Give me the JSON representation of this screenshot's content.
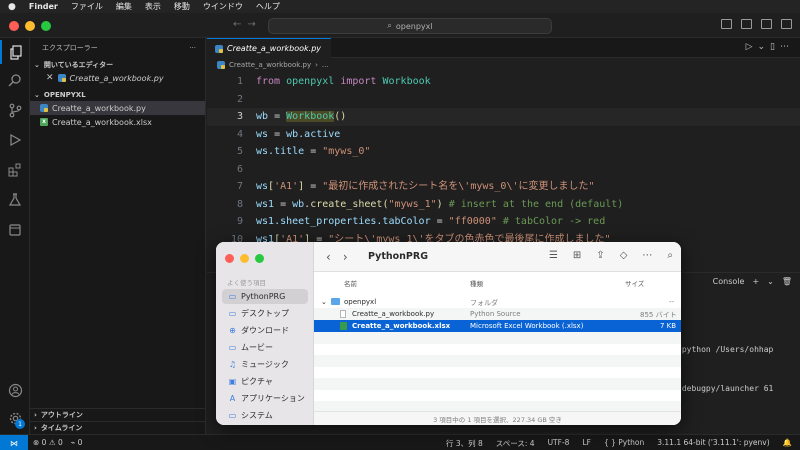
{
  "menubar": {
    "apple": "",
    "items": [
      "Finder",
      "ファイル",
      "編集",
      "表示",
      "移動",
      "ウインドウ",
      "ヘルプ"
    ]
  },
  "titlebar": {
    "command_center": "openpyxl",
    "window_dots": [
      "#ff5f57",
      "#febc2e",
      "#28c840"
    ]
  },
  "sidebar": {
    "header": "エクスプローラー",
    "header_more": "···",
    "open_editors_label": "開いているエディター",
    "open_editors": [
      {
        "label": "Creatte_a_workbook.py"
      }
    ],
    "folder_label": "OPENPYXL",
    "files": [
      {
        "label": "Creatte_a_workbook.py",
        "icon": "python-file-icon"
      },
      {
        "label": "Creatte_a_workbook.xlsx",
        "icon": "excel-file-icon"
      }
    ],
    "outline_label": "アウトライン",
    "timeline_label": "タイムライン"
  },
  "activity": {
    "notifications_badge": "1"
  },
  "editor": {
    "tab_label": "Creatte_a_workbook.py",
    "breadcrumb_file": "Creatte_a_workbook.py",
    "breadcrumb_more": "...",
    "line_numbers": [
      "1",
      "2",
      "3",
      "4",
      "5",
      "6",
      "7",
      "8",
      "9",
      "10",
      "11"
    ],
    "code": {
      "l1_from": "from",
      "l1_mod": "openpyxl",
      "l1_import": "import",
      "l1_cls": "Workbook",
      "l3_var": "wb",
      "l3_eq": " = ",
      "l3_cls": "Workbook",
      "l3_paren": "()",
      "l4_var": "ws",
      "l4_rest": " = ",
      "l4_obj": "wb",
      "l4_attr": ".active",
      "l5_obj": "ws",
      "l5_attr": ".title",
      "l5_eq": " = ",
      "l5_str": "\"myws_0\"",
      "l7_var": "ws",
      "l7_br": "[",
      "l7_key": "'A1'",
      "l7_br2": "]",
      "l7_eq": " = ",
      "l7_str": "\"最初に作成されたシート名を\\'myws_0\\'に変更しました\"",
      "l8_var": "ws1",
      "l8_eq": " = ",
      "l8_obj": "wb",
      "l8_dot": ".",
      "l8_fn": "create_sheet",
      "l8_p1": "(",
      "l8_str": "\"myws_1\"",
      "l8_p2": ")",
      "l8_com": " # insert at the end (default)",
      "l9_obj": "ws1",
      "l9_attr": ".sheet_properties.tabColor",
      "l9_eq": " = ",
      "l9_str": "\"ff0000\"",
      "l9_com": " # tabColor -> red",
      "l10_var": "ws1",
      "l10_br": "[",
      "l10_key": "'A1'",
      "l10_br2": "]",
      "l10_eq": " = ",
      "l10_str": "\"シート\\'myws_1\\'をタブの色赤色で最後尾に作成しました\""
    }
  },
  "panel": {
    "console_label": "Console",
    "term_lines": [
      "/python /Users/ohhap",
      "/debugpy/launcher 61"
    ]
  },
  "statusbar": {
    "errors": "0",
    "warnings": "0",
    "ports": "0",
    "position": "行 3、列 8",
    "spaces": "スペース: 4",
    "encoding": "UTF-8",
    "eol": "LF",
    "language": "Python",
    "interpreter": "3.11.1 64-bit ('3.11.1': pyenv)"
  },
  "finder": {
    "title": "PythonPRG",
    "favorites_label": "よく使う項目",
    "sidebar_items": [
      {
        "label": "PythonPRG",
        "icon": "folder-icon"
      },
      {
        "label": "デスクトップ",
        "icon": "desktop-icon"
      },
      {
        "label": "ダウンロード",
        "icon": "download-icon"
      },
      {
        "label": "ムービー",
        "icon": "movie-icon"
      },
      {
        "label": "ミュージック",
        "icon": "music-icon"
      },
      {
        "label": "ピクチャ",
        "icon": "picture-icon"
      },
      {
        "label": "アプリケーション",
        "icon": "applications-icon"
      },
      {
        "label": "システム",
        "icon": "system-folder-icon"
      }
    ],
    "columns": {
      "name": "名前",
      "kind": "種類",
      "size": "サイズ"
    },
    "rows": [
      {
        "name": "openpyxl",
        "kind": "フォルダ",
        "size": "--"
      },
      {
        "name": "Creatte_a_workbook.py",
        "kind": "Python Source",
        "size": "855 バイト"
      },
      {
        "name": "Creatte_a_workbook.xlsx",
        "kind": "Microsoft Excel Workbook (.xlsx)",
        "size": "7 KB"
      }
    ],
    "status": "3 項目中の 1 項目を選択、227.34 GB 空き"
  }
}
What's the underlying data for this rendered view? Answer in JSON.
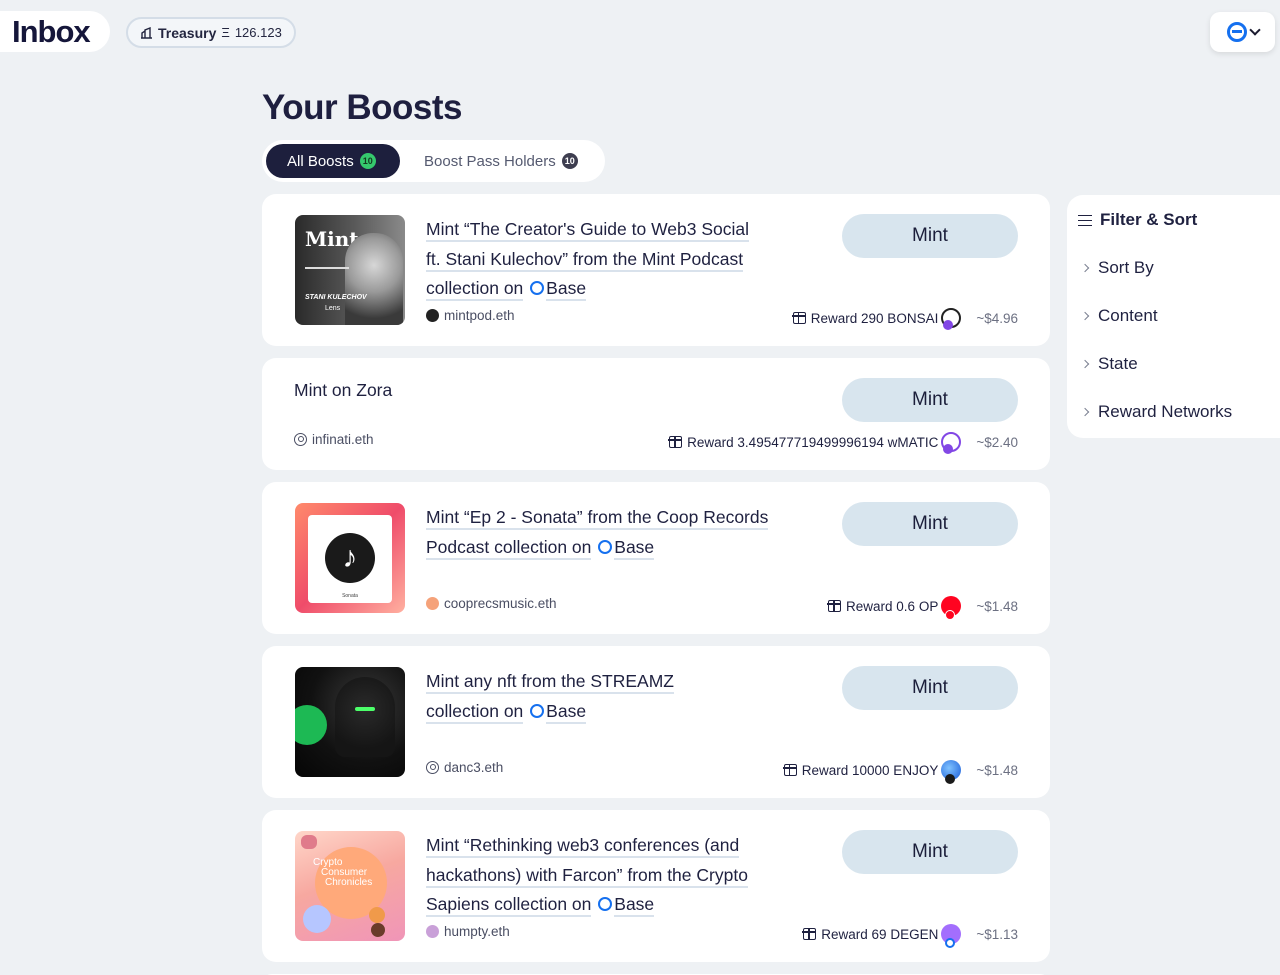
{
  "app": {
    "title": "Inbox"
  },
  "treasury": {
    "label": "Treasury",
    "symbol": "Ξ",
    "amount": "126.123"
  },
  "page": {
    "title": "Your Boosts"
  },
  "tabs": [
    {
      "label": "All Boosts",
      "count": "10",
      "active": true
    },
    {
      "label": "Boost Pass Holders",
      "count": "10",
      "active": false
    }
  ],
  "mint_label": "Mint",
  "boosts": [
    {
      "title_lines": [
        "Mint “The Creator's Guide to Web3 Social",
        "ft. Stani Kulechov” from the Mint Podcast",
        "collection on"
      ],
      "network": "Base",
      "author": "mintpod.eth",
      "reward": "Reward 290 BONSAI",
      "usd": "~$4.96",
      "thumb_text": {
        "brand": "Mint",
        "name": "STANI KULECHOV",
        "tag": "Lens"
      }
    },
    {
      "title": "Mint on Zora",
      "author": "infinati.eth",
      "reward": "Reward 3.495477719499996194 wMATIC",
      "usd": "~$2.40"
    },
    {
      "title_lines": [
        "Mint “Ep 2 - Sonata” from the Coop Records",
        "Podcast collection on"
      ],
      "network": "Base",
      "author": "cooprecsmusic.eth",
      "reward": "Reward 0.6 OP",
      "usd": "~$1.48",
      "thumb_text": {
        "caption": "Sonata"
      }
    },
    {
      "title_lines": [
        "Mint any nft from the STREAMZ",
        "collection on"
      ],
      "network": "Base",
      "author": "danc3.eth",
      "reward": "Reward 10000 ENJOY",
      "usd": "~$1.48"
    },
    {
      "title_lines": [
        "Mint “Rethinking web3 conferences (and",
        "hackathons) with Farcon” from the Crypto",
        "Sapiens collection on"
      ],
      "network": "Base",
      "author": "humpty.eth",
      "reward": "Reward 69 DEGEN",
      "usd": "~$1.13",
      "thumb_text": {
        "line1": "Crypto",
        "line2": "Consumer",
        "line3": "Chronicles"
      }
    }
  ],
  "filter": {
    "title": "Filter & Sort",
    "options": [
      "Sort By",
      "Content",
      "State",
      "Reward Networks"
    ]
  },
  "colors": {
    "accent": "#1570ef",
    "dark": "#1d1f3d",
    "mint_button": "#d8e5ee",
    "count_badge": "#35c96d"
  }
}
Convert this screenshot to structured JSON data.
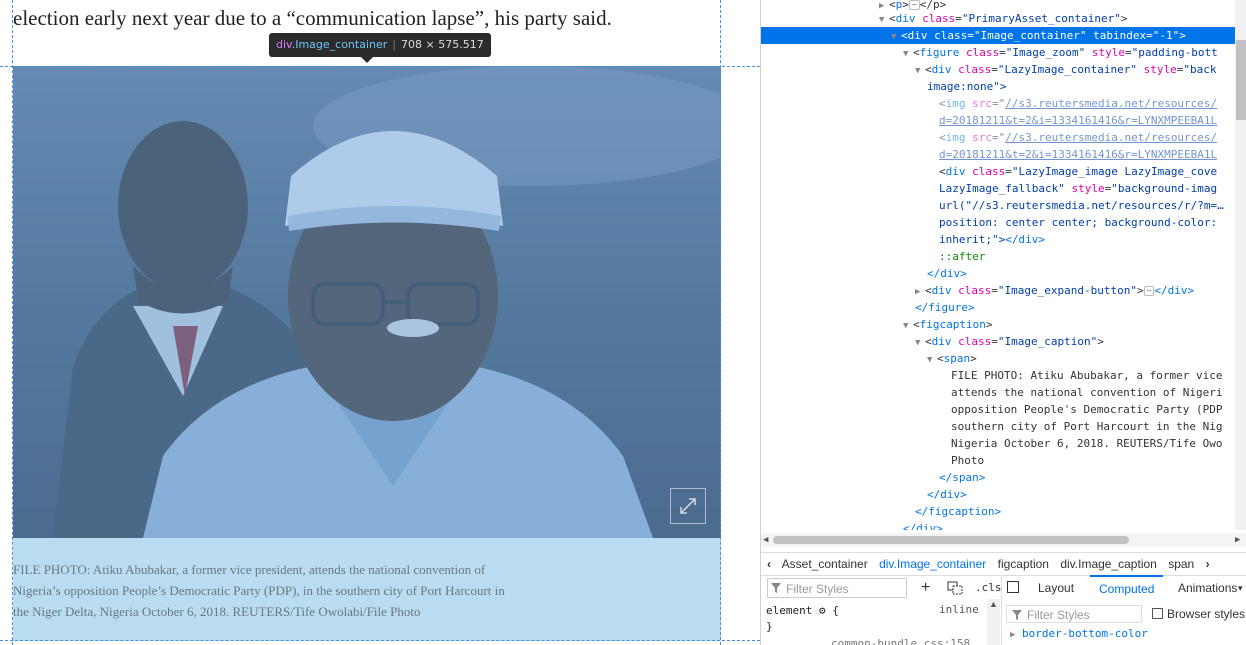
{
  "page": {
    "headline": "election early next year due to a “communication lapse”, his party said.",
    "tooltip": {
      "tag": "div",
      "cls": ".Image_container",
      "size": "708 × 575.517"
    },
    "caption": "FILE PHOTO: Atiku Abubakar, a former vice president, attends the national convention of Nigeria’s opposition People’s Democratic Party (PDP), in the southern city of Port Harcourt in the Niger Delta, Nigeria October 6, 2018. REUTERS/Tife Owolabi/File Photo"
  },
  "devtools": {
    "markup": {
      "l0": {
        "tag": "p",
        "close": "</p>"
      },
      "l1": {
        "tag": "div",
        "attr": "class",
        "val": "\"PrimaryAsset_container\"",
        "end": ">"
      },
      "l2": {
        "tag": "div",
        "attr": "class",
        "val": "\"Image_container\"",
        "attr2": "tabindex",
        "val2": "\"-1\"",
        "end": ">"
      },
      "l3": {
        "tag": "figure",
        "attr": "class",
        "val": "\"Image_zoom\"",
        "attr2": "style",
        "val2": "\"padding-bott"
      },
      "l4": {
        "tag": "div",
        "attr": "class",
        "val": "\"LazyImage_container\"",
        "attr2": "style",
        "val2": "\"back"
      },
      "l5": {
        "text": "image:none\">"
      },
      "l6": {
        "tag": "img",
        "attr": "src",
        "val": "//s3.reutersmedia.net/resources/"
      },
      "l7": {
        "text": "d=20181211&t=2&i=1334161416&r=LYNXMPEEBA1L"
      },
      "l8": {
        "tag": "img",
        "attr": "src",
        "val": "//s3.reutersmedia.net/resources/"
      },
      "l9": {
        "text": "d=20181211&t=2&i=1334161416&r=LYNXMPEEBA1L"
      },
      "l10": {
        "tag": "div",
        "attr": "class",
        "val": "\"LazyImage_image LazyImage_cove"
      },
      "l11": {
        "text": "LazyImage_fallback\"",
        "attr2": "style",
        "val2": "\"background-imag"
      },
      "l12": {
        "text": "url(\"//s3.reutersmedia.net/resources/r/?m=…"
      },
      "l13": {
        "text": "position: center center; background-color:"
      },
      "l14": {
        "text": "inherit;\">",
        "close": "</div>"
      },
      "l15": {
        "text": "::after"
      },
      "l16": {
        "close": "</div>"
      },
      "l17": {
        "tag": "div",
        "attr": "class",
        "val": "\"Image_expand-button\"",
        "close": "</div>"
      },
      "l18": {
        "close": "</figure>"
      },
      "l19": {
        "tag": "figcaption"
      },
      "l20": {
        "tag": "div",
        "attr": "class",
        "val": "\"Image_caption\""
      },
      "l21": {
        "tag": "span"
      },
      "l22": {
        "text": "FILE PHOTO: Atiku Abubakar, a former vice"
      },
      "l23": {
        "text": "attends the national convention of Nigeri"
      },
      "l24": {
        "text": "opposition People's Democratic Party (PDP"
      },
      "l25": {
        "text": "southern city of Port Harcourt in the Nig"
      },
      "l26": {
        "text": "Nigeria October 6, 2018. REUTERS/Tife Owo"
      },
      "l27": {
        "text": "Photo"
      },
      "l28": {
        "close": "</span>"
      },
      "l29": {
        "close": "</div>"
      },
      "l30": {
        "close": "</figcaption>"
      },
      "l31": {
        "close": "</div>"
      }
    },
    "breadcrumbs": [
      "Asset_container",
      "div.Image_container",
      "figcaption",
      "div.Image_caption",
      "span"
    ],
    "rules": {
      "filter_placeholder": "Filter Styles",
      "add": "+",
      "cls": ".cls",
      "element_rule": "element",
      "brace_open": "{",
      "brace_close": "}",
      "inline": "inline",
      "common_css": "common-bundle.css:158"
    },
    "computed": {
      "tabs": [
        "Layout",
        "Computed",
        "Animations"
      ],
      "active_tab": "Computed",
      "filter_placeholder": "Filter Styles",
      "browser_styles": "Browser styles",
      "first_prop": "border-bottom-color"
    }
  }
}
+===+
Tell how many lines above contain the word "background". Give the number alone.

2